EXERCISE INSTRUCTIONS
Every record must be transcribed in its entirety, apart from the images, which are to be omitted.
— begin RECORDS SHOWN —
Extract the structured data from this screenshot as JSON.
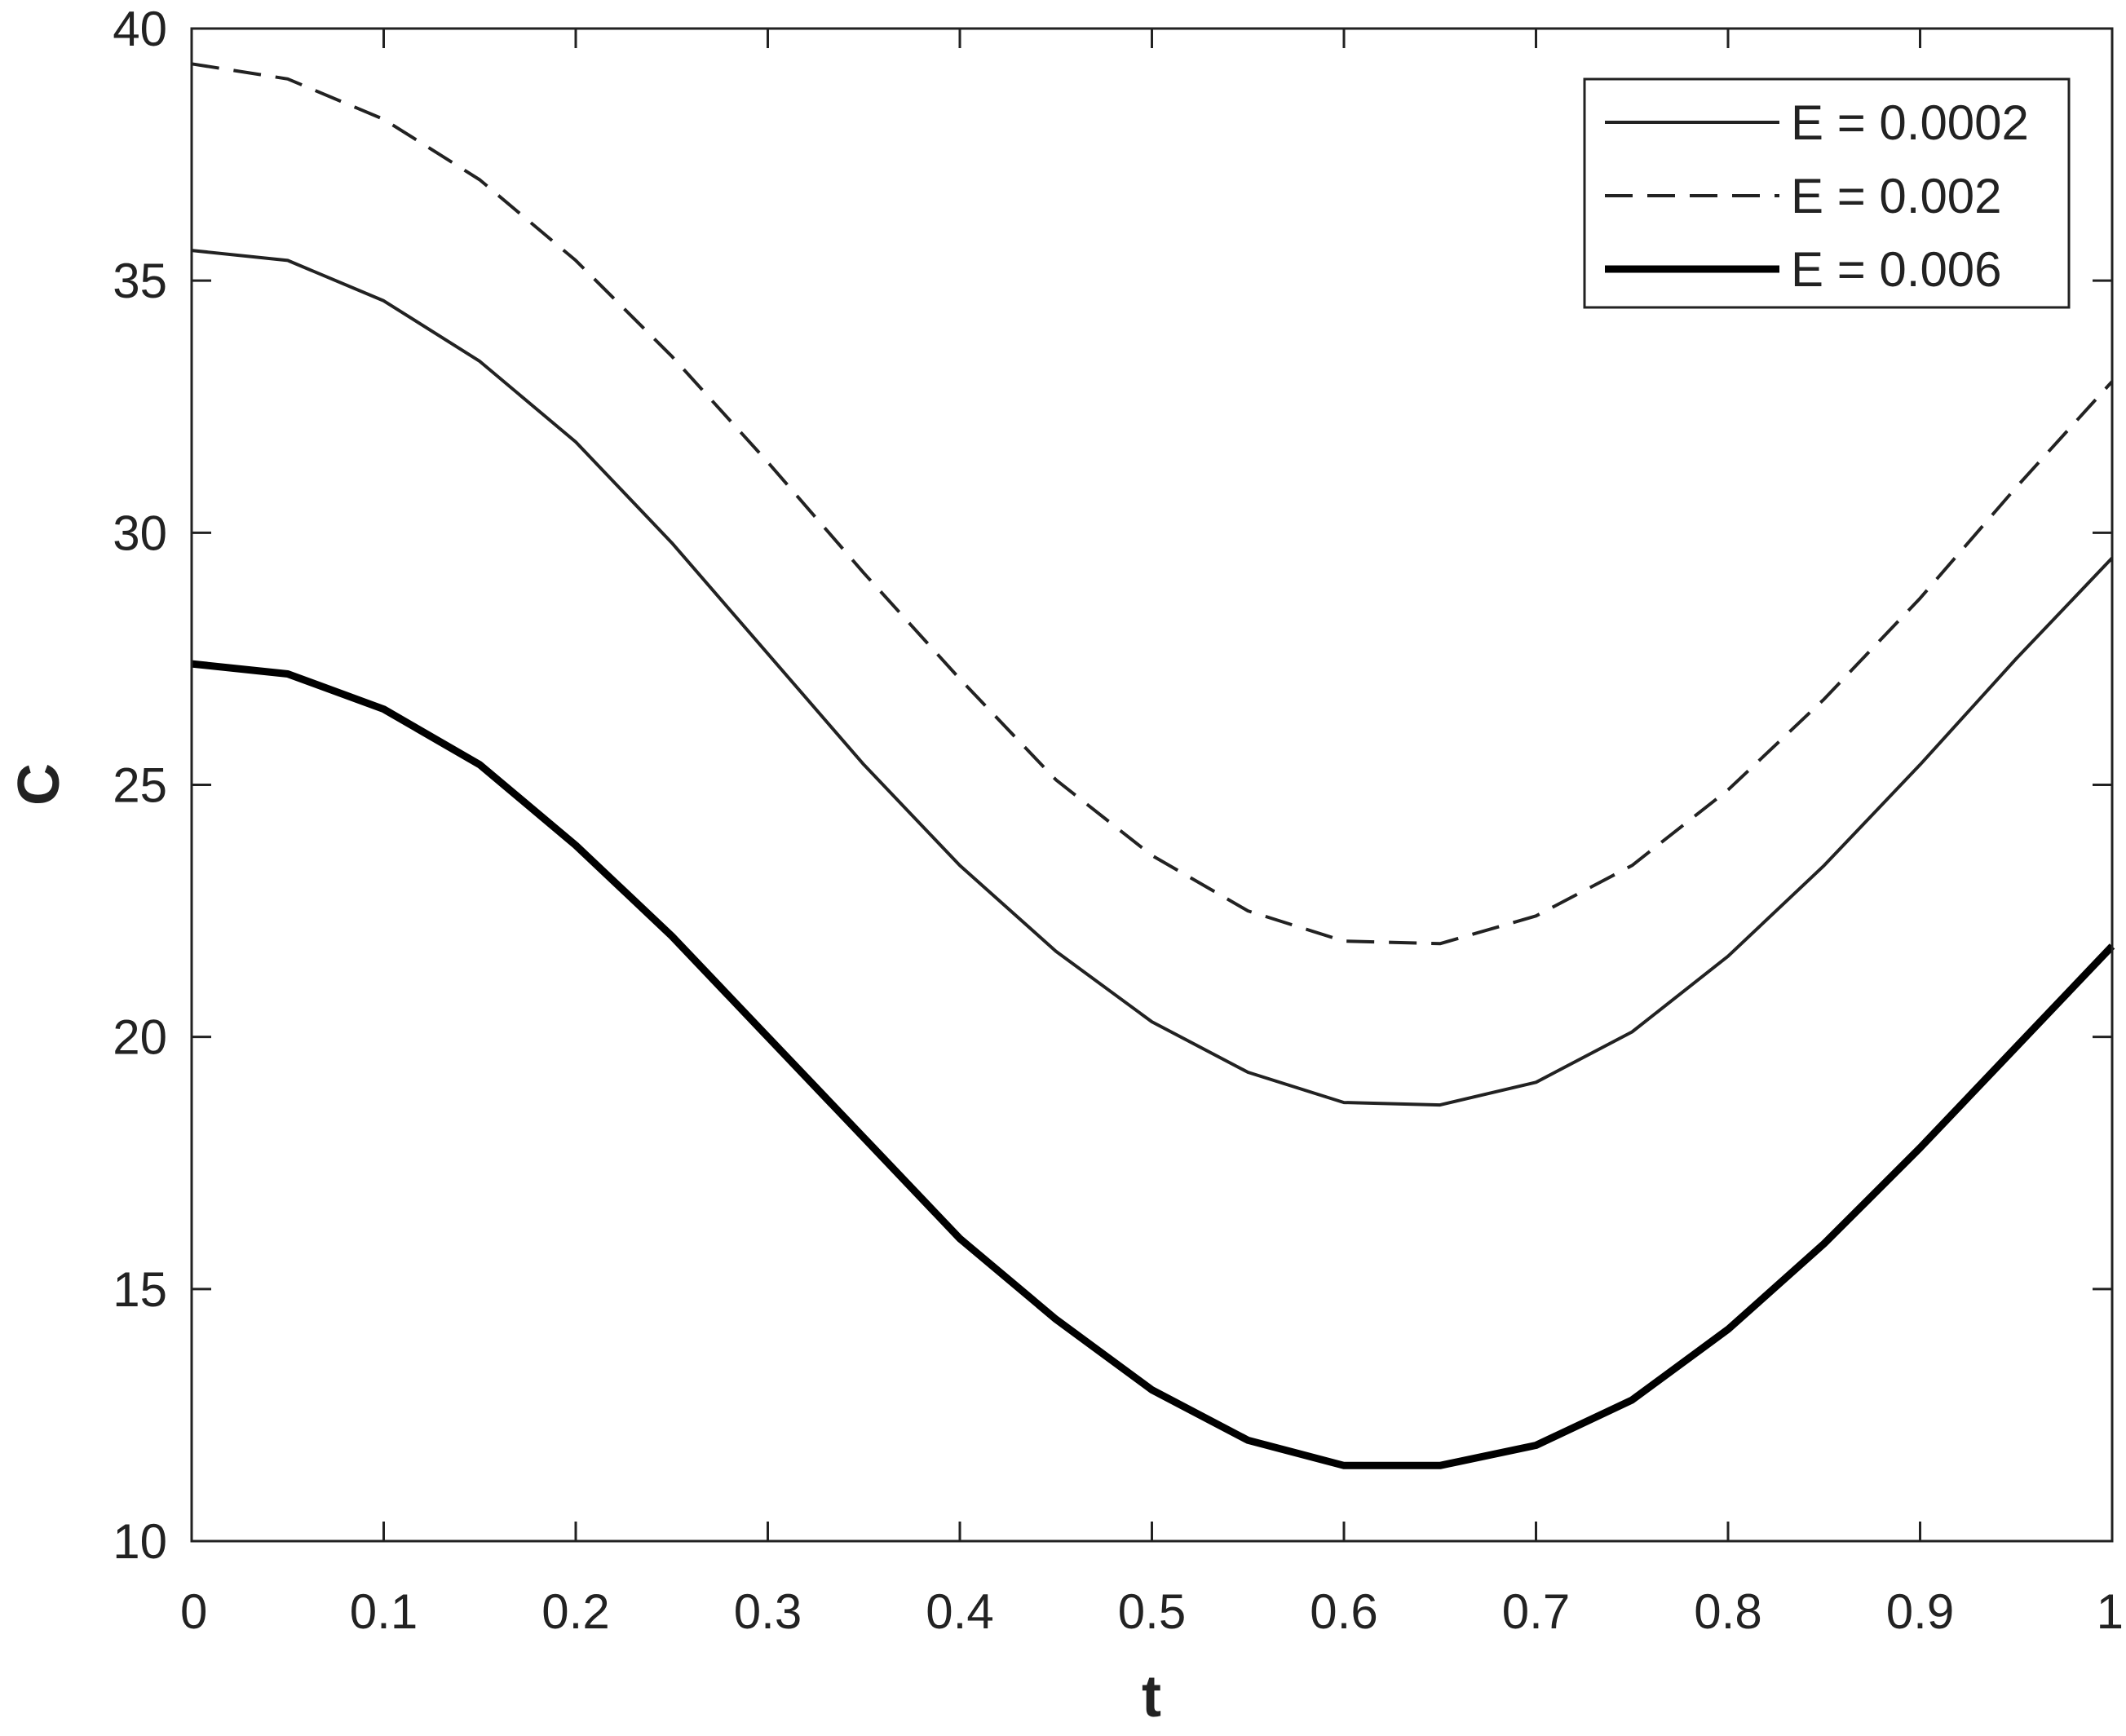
{
  "chart_data": {
    "type": "line",
    "xlabel": "t",
    "ylabel": "C",
    "xlim": [
      0,
      1
    ],
    "ylim": [
      10,
      40
    ],
    "xticks": [
      0,
      0.1,
      0.2,
      0.3,
      0.4,
      0.5,
      0.6,
      0.7,
      0.8,
      0.9,
      1
    ],
    "xtick_labels": [
      "0",
      "0.1",
      "0.2",
      "0.3",
      "0.4",
      "0.5",
      "0.6",
      "0.7",
      "0.8",
      "0.9",
      "1"
    ],
    "yticks": [
      10,
      15,
      20,
      25,
      30,
      35,
      40
    ],
    "ytick_labels": [
      "10",
      "15",
      "20",
      "25",
      "30",
      "35",
      "40"
    ],
    "grid": false,
    "legend_position": "top-right",
    "x": [
      0,
      0.05,
      0.1,
      0.15,
      0.2,
      0.25,
      0.3,
      0.35,
      0.4,
      0.45,
      0.5,
      0.55,
      0.6,
      0.65,
      0.7,
      0.75,
      0.8,
      0.85,
      0.9,
      0.95,
      1
    ],
    "series": [
      {
        "name": "E = 0.0002",
        "style": "solid",
        "weight": "thin",
        "color": "#222222",
        "values": [
          35.6,
          35.4,
          34.6,
          33.4,
          31.8,
          29.8,
          27.6,
          25.4,
          23.4,
          21.7,
          20.3,
          19.3,
          18.7,
          18.65,
          19.1,
          20.1,
          21.6,
          23.4,
          25.4,
          27.5,
          29.5
        ]
      },
      {
        "name": "E = 0.002",
        "style": "dashed",
        "weight": "thin",
        "color": "#222222",
        "values": [
          39.3,
          39.0,
          38.2,
          37.0,
          35.4,
          33.5,
          31.4,
          29.2,
          27.1,
          25.1,
          23.6,
          22.5,
          21.9,
          21.85,
          22.4,
          23.4,
          24.9,
          26.7,
          28.7,
          30.9,
          33.0
        ]
      },
      {
        "name": "E = 0.006",
        "style": "solid",
        "weight": "thick",
        "color": "#000000",
        "values": [
          27.4,
          27.2,
          26.5,
          25.4,
          23.8,
          22.0,
          20.0,
          18.0,
          16.0,
          14.4,
          13.0,
          12.0,
          11.5,
          11.5,
          11.9,
          12.8,
          14.2,
          15.9,
          17.8,
          19.8,
          21.8
        ]
      }
    ]
  }
}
— end RECORDS SHOWN —
RESULT FOR THIS TASK
Extract the structured data from this screenshot as JSON.
{
  "chart_data": {
    "type": "line",
    "xlabel": "t",
    "ylabel": "C",
    "xlim": [
      0,
      1
    ],
    "ylim": [
      10,
      40
    ],
    "xticks": [
      0,
      0.1,
      0.2,
      0.3,
      0.4,
      0.5,
      0.6,
      0.7,
      0.8,
      0.9,
      1
    ],
    "xtick_labels": [
      "0",
      "0.1",
      "0.2",
      "0.3",
      "0.4",
      "0.5",
      "0.6",
      "0.7",
      "0.8",
      "0.9",
      "1"
    ],
    "yticks": [
      10,
      15,
      20,
      25,
      30,
      35,
      40
    ],
    "ytick_labels": [
      "10",
      "15",
      "20",
      "25",
      "30",
      "35",
      "40"
    ],
    "grid": false,
    "legend_position": "top-right",
    "x": [
      0,
      0.05,
      0.1,
      0.15,
      0.2,
      0.25,
      0.3,
      0.35,
      0.4,
      0.45,
      0.5,
      0.55,
      0.6,
      0.65,
      0.7,
      0.75,
      0.8,
      0.85,
      0.9,
      0.95,
      1
    ],
    "series": [
      {
        "name": "E = 0.0002",
        "style": "solid",
        "weight": "thin",
        "color": "#222222",
        "values": [
          35.6,
          35.4,
          34.6,
          33.4,
          31.8,
          29.8,
          27.6,
          25.4,
          23.4,
          21.7,
          20.3,
          19.3,
          18.7,
          18.65,
          19.1,
          20.1,
          21.6,
          23.4,
          25.4,
          27.5,
          29.5
        ]
      },
      {
        "name": "E = 0.002",
        "style": "dashed",
        "weight": "thin",
        "color": "#222222",
        "values": [
          39.3,
          39.0,
          38.2,
          37.0,
          35.4,
          33.5,
          31.4,
          29.2,
          27.1,
          25.1,
          23.6,
          22.5,
          21.9,
          21.85,
          22.4,
          23.4,
          24.9,
          26.7,
          28.7,
          30.9,
          33.0
        ]
      },
      {
        "name": "E = 0.006",
        "style": "solid",
        "weight": "thick",
        "color": "#000000",
        "values": [
          27.4,
          27.2,
          26.5,
          25.4,
          23.8,
          22.0,
          20.0,
          18.0,
          16.0,
          14.4,
          13.0,
          12.0,
          11.5,
          11.5,
          11.9,
          12.8,
          14.2,
          15.9,
          17.8,
          19.8,
          21.8
        ]
      }
    ]
  }
}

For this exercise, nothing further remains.